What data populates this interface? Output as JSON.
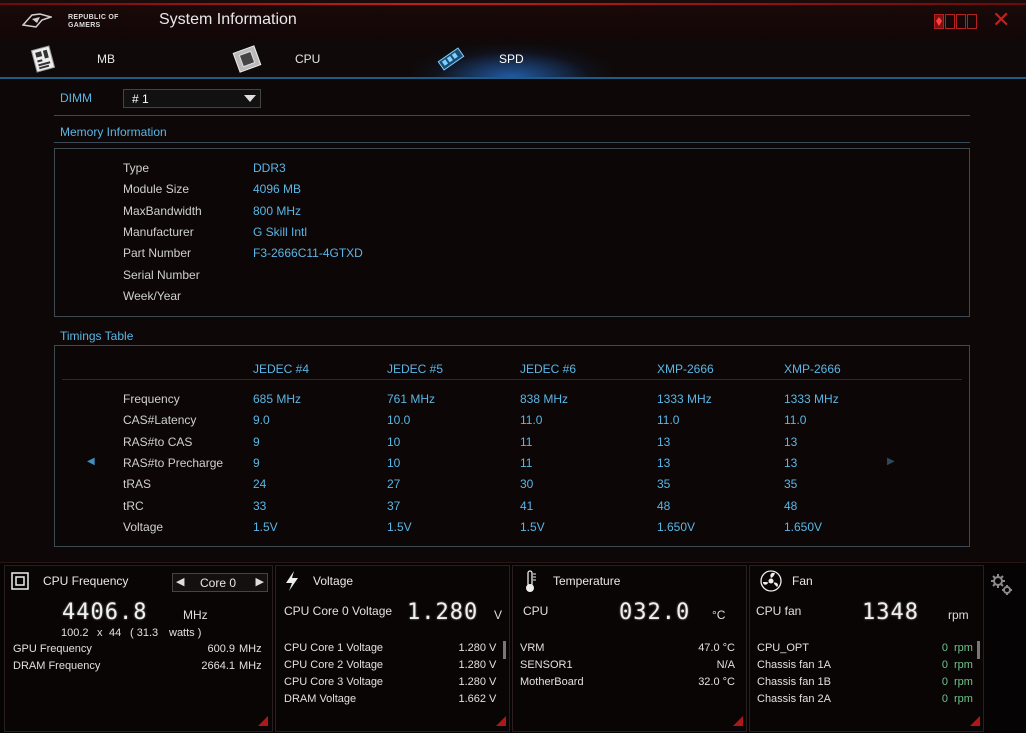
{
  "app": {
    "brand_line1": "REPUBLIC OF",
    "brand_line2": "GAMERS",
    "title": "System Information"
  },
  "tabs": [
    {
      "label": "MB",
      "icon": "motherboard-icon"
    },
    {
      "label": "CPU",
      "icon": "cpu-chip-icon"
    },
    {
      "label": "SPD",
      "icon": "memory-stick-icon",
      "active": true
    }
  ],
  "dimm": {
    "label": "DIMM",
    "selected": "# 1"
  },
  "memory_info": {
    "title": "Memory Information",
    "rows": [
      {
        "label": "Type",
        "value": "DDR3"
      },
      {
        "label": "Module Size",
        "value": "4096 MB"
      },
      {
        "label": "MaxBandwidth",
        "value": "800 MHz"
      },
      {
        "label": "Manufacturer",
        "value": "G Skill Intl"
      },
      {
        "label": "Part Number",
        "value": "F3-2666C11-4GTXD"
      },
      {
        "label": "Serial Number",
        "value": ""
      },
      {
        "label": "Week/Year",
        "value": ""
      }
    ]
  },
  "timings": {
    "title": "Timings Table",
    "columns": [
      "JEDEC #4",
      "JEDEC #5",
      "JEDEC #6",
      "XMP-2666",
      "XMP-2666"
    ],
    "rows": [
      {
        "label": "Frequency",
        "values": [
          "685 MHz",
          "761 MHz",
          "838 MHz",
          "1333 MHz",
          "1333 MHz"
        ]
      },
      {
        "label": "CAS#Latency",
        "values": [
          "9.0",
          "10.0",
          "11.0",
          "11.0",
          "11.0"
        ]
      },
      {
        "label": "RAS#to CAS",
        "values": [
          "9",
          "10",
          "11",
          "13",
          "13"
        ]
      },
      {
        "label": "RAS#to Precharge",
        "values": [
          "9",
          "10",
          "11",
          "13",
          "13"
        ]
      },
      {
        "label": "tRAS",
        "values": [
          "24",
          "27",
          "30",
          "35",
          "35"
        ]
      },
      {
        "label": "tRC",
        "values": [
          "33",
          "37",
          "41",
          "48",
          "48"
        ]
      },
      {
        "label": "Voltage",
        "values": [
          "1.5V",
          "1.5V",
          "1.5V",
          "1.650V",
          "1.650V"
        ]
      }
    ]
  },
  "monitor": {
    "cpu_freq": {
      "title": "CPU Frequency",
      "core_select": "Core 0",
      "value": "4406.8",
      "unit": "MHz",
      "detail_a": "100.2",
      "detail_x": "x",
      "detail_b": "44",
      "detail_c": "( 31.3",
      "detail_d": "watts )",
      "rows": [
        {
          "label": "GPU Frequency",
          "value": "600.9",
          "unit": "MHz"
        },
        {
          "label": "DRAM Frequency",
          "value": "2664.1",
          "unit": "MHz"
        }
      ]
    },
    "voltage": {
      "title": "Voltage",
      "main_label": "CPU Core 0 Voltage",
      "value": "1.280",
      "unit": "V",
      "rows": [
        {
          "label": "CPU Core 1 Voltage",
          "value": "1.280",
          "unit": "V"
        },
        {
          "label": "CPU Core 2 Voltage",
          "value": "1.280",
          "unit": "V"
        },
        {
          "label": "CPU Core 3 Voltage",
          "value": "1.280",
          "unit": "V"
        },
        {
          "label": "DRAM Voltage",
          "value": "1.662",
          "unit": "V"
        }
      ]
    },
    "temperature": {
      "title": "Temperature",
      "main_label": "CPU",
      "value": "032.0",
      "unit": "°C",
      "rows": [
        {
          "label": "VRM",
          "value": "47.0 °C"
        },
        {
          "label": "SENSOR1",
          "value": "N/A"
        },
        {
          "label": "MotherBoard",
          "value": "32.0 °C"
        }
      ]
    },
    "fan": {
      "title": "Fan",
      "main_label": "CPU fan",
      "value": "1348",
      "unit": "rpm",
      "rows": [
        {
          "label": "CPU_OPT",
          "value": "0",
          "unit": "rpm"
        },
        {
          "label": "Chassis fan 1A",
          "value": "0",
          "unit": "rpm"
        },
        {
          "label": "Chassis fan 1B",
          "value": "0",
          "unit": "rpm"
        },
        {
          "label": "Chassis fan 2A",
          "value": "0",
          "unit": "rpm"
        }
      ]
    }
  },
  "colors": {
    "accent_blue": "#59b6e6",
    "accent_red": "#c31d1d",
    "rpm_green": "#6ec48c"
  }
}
--*--
Copy the material above exactly and drop the pictures.

What data populates this interface? Output as JSON.
{
  "app": {
    "brand_line1": "REPUBLIC OF",
    "brand_line2": "GAMERS",
    "title": "System Information"
  },
  "tabs": [
    {
      "label": "MB",
      "icon": "motherboard-icon"
    },
    {
      "label": "CPU",
      "icon": "cpu-chip-icon"
    },
    {
      "label": "SPD",
      "icon": "memory-stick-icon",
      "active": true
    }
  ],
  "dimm": {
    "label": "DIMM",
    "selected": "# 1"
  },
  "memory_info": {
    "title": "Memory Information",
    "rows": [
      {
        "label": "Type",
        "value": "DDR3"
      },
      {
        "label": "Module Size",
        "value": "4096 MB"
      },
      {
        "label": "MaxBandwidth",
        "value": "800 MHz"
      },
      {
        "label": "Manufacturer",
        "value": "G Skill Intl"
      },
      {
        "label": "Part Number",
        "value": "F3-2666C11-4GTXD"
      },
      {
        "label": "Serial Number",
        "value": ""
      },
      {
        "label": "Week/Year",
        "value": ""
      }
    ]
  },
  "timings": {
    "title": "Timings Table",
    "columns": [
      "JEDEC #4",
      "JEDEC #5",
      "JEDEC #6",
      "XMP-2666",
      "XMP-2666"
    ],
    "rows": [
      {
        "label": "Frequency",
        "values": [
          "685 MHz",
          "761 MHz",
          "838 MHz",
          "1333 MHz",
          "1333 MHz"
        ]
      },
      {
        "label": "CAS#Latency",
        "values": [
          "9.0",
          "10.0",
          "11.0",
          "11.0",
          "11.0"
        ]
      },
      {
        "label": "RAS#to CAS",
        "values": [
          "9",
          "10",
          "11",
          "13",
          "13"
        ]
      },
      {
        "label": "RAS#to Precharge",
        "values": [
          "9",
          "10",
          "11",
          "13",
          "13"
        ]
      },
      {
        "label": "tRAS",
        "values": [
          "24",
          "27",
          "30",
          "35",
          "35"
        ]
      },
      {
        "label": "tRC",
        "values": [
          "33",
          "37",
          "41",
          "48",
          "48"
        ]
      },
      {
        "label": "Voltage",
        "values": [
          "1.5V",
          "1.5V",
          "1.5V",
          "1.650V",
          "1.650V"
        ]
      }
    ]
  },
  "monitor": {
    "cpu_freq": {
      "title": "CPU Frequency",
      "core_select": "Core 0",
      "value": "4406.8",
      "unit": "MHz",
      "detail_a": "100.2",
      "detail_x": "x",
      "detail_b": "44",
      "detail_c": "( 31.3",
      "detail_d": "watts )",
      "rows": [
        {
          "label": "GPU Frequency",
          "value": "600.9",
          "unit": "MHz"
        },
        {
          "label": "DRAM Frequency",
          "value": "2664.1",
          "unit": "MHz"
        }
      ]
    },
    "voltage": {
      "title": "Voltage",
      "main_label": "CPU Core 0 Voltage",
      "value": "1.280",
      "unit": "V",
      "rows": [
        {
          "label": "CPU Core 1 Voltage",
          "value": "1.280",
          "unit": "V"
        },
        {
          "label": "CPU Core 2 Voltage",
          "value": "1.280",
          "unit": "V"
        },
        {
          "label": "CPU Core 3 Voltage",
          "value": "1.280",
          "unit": "V"
        },
        {
          "label": "DRAM Voltage",
          "value": "1.662",
          "unit": "V"
        }
      ]
    },
    "temperature": {
      "title": "Temperature",
      "main_label": "CPU",
      "value": "032.0",
      "unit": "°C",
      "rows": [
        {
          "label": "VRM",
          "value": "47.0 °C"
        },
        {
          "label": "SENSOR1",
          "value": "N/A"
        },
        {
          "label": "MotherBoard",
          "value": "32.0 °C"
        }
      ]
    },
    "fan": {
      "title": "Fan",
      "main_label": "CPU fan",
      "value": "1348",
      "unit": "rpm",
      "rows": [
        {
          "label": "CPU_OPT",
          "value": "0",
          "unit": "rpm"
        },
        {
          "label": "Chassis fan 1A",
          "value": "0",
          "unit": "rpm"
        },
        {
          "label": "Chassis fan 1B",
          "value": "0",
          "unit": "rpm"
        },
        {
          "label": "Chassis fan 2A",
          "value": "0",
          "unit": "rpm"
        }
      ]
    }
  },
  "colors": {
    "accent_blue": "#59b6e6",
    "accent_red": "#c31d1d",
    "rpm_green": "#6ec48c"
  }
}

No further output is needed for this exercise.